Given task:
Gather the lines from the material that contain "Abschied".

Entries from a dataset
□ □ □ □ □ □ □

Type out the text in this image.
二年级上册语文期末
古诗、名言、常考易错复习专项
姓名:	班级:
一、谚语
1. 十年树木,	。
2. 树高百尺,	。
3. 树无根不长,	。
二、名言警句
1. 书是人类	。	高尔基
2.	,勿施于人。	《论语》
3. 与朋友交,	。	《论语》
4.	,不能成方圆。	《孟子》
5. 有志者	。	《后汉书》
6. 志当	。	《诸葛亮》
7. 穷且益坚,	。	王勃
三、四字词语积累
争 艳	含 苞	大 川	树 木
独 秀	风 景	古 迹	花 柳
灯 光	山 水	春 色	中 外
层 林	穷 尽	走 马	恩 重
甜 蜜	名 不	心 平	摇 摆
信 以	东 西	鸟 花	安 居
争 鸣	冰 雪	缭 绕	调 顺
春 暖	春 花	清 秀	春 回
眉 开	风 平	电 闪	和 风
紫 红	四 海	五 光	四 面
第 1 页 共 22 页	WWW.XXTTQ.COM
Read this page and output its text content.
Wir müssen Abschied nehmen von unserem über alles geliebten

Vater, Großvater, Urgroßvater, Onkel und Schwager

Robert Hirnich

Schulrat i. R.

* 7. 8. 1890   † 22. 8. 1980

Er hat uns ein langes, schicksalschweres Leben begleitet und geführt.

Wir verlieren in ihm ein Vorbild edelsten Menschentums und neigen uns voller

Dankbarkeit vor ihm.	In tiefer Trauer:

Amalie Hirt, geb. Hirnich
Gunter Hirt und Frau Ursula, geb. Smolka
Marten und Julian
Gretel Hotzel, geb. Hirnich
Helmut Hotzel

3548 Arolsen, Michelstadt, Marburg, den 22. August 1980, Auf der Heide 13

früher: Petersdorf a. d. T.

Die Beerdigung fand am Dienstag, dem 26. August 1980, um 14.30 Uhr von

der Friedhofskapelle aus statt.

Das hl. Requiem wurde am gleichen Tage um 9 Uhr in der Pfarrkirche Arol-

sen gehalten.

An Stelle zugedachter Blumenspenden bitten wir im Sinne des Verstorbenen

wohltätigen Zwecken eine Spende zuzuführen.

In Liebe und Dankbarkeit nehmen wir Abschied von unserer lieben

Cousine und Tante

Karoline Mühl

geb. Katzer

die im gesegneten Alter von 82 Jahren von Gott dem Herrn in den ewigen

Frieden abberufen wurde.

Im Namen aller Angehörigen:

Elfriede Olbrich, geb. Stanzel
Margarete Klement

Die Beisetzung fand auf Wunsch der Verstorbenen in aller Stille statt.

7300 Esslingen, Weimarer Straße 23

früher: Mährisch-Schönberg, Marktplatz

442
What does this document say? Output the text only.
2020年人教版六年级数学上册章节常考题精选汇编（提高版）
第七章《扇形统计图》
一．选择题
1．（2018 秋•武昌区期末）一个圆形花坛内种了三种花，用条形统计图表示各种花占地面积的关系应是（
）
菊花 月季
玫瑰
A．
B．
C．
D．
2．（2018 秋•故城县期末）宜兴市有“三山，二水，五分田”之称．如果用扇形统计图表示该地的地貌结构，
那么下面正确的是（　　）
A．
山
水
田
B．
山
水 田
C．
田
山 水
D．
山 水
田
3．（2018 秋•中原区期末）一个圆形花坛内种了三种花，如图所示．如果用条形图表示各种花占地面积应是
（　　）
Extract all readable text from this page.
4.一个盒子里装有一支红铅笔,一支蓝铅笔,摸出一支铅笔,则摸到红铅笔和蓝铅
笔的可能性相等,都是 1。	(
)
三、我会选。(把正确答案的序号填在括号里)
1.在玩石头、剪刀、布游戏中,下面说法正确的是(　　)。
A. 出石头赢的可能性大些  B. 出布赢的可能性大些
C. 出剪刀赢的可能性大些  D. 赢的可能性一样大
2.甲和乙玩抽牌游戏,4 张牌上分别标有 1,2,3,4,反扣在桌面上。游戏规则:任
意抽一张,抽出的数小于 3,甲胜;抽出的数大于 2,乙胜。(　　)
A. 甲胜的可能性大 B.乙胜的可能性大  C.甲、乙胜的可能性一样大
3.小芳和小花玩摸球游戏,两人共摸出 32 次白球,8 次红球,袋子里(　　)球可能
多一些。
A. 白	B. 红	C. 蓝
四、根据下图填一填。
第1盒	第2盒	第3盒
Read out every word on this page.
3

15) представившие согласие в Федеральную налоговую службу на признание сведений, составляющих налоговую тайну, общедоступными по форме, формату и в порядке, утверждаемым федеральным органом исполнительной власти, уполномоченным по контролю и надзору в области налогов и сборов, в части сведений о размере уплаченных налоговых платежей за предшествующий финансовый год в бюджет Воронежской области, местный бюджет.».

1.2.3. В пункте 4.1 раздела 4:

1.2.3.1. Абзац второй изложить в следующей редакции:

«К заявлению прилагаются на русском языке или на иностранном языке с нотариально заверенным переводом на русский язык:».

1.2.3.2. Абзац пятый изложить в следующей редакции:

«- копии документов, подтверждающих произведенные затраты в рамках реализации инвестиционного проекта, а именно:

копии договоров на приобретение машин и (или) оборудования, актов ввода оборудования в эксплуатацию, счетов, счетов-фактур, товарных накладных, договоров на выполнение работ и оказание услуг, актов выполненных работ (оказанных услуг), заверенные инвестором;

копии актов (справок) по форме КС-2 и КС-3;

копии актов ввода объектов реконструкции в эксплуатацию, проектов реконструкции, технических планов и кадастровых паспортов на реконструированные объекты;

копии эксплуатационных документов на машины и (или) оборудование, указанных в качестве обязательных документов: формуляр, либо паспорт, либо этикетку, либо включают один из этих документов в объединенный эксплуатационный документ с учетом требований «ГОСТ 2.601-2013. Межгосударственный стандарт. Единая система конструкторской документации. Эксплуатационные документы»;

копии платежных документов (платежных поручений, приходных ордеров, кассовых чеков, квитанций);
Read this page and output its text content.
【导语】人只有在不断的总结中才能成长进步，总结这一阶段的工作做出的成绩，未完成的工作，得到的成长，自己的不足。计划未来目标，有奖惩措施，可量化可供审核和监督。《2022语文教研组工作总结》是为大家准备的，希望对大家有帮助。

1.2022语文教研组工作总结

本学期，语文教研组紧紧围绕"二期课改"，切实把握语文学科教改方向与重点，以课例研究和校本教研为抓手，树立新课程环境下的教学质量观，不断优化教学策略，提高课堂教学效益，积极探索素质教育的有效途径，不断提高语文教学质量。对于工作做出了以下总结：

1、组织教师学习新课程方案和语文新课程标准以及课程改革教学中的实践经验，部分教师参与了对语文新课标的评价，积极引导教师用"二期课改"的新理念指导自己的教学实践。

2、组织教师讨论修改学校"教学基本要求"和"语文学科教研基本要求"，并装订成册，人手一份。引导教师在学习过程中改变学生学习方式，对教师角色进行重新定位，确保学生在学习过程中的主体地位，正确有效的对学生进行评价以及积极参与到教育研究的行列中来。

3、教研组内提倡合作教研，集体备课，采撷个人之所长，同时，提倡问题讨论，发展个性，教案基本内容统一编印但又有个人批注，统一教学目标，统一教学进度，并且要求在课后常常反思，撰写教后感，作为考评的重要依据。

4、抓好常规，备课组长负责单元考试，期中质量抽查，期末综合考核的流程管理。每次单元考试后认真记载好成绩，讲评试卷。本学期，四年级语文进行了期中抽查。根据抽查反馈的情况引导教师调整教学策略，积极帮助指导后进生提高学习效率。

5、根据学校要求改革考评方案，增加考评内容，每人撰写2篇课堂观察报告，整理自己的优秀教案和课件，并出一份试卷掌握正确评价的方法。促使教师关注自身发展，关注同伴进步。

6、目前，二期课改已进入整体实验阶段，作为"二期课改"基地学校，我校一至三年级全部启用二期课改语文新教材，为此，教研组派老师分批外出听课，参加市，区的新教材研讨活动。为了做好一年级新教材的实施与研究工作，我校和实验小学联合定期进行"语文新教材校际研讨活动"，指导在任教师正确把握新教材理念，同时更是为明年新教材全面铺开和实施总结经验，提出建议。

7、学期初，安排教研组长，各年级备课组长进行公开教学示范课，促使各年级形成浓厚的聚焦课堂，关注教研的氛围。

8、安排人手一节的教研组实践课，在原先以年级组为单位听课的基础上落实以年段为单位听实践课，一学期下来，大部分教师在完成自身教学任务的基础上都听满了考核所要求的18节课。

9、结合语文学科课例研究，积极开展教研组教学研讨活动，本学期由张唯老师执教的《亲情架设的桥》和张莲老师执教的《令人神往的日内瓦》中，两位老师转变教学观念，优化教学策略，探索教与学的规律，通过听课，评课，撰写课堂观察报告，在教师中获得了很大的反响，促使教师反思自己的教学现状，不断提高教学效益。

□ □ □ □ □ □ □

Exercise result:
Wir müssen Abschied nehmen von unserem über alles geliebten
In Liebe und Dankbarkeit nehmen wir Abschied von unserer lieben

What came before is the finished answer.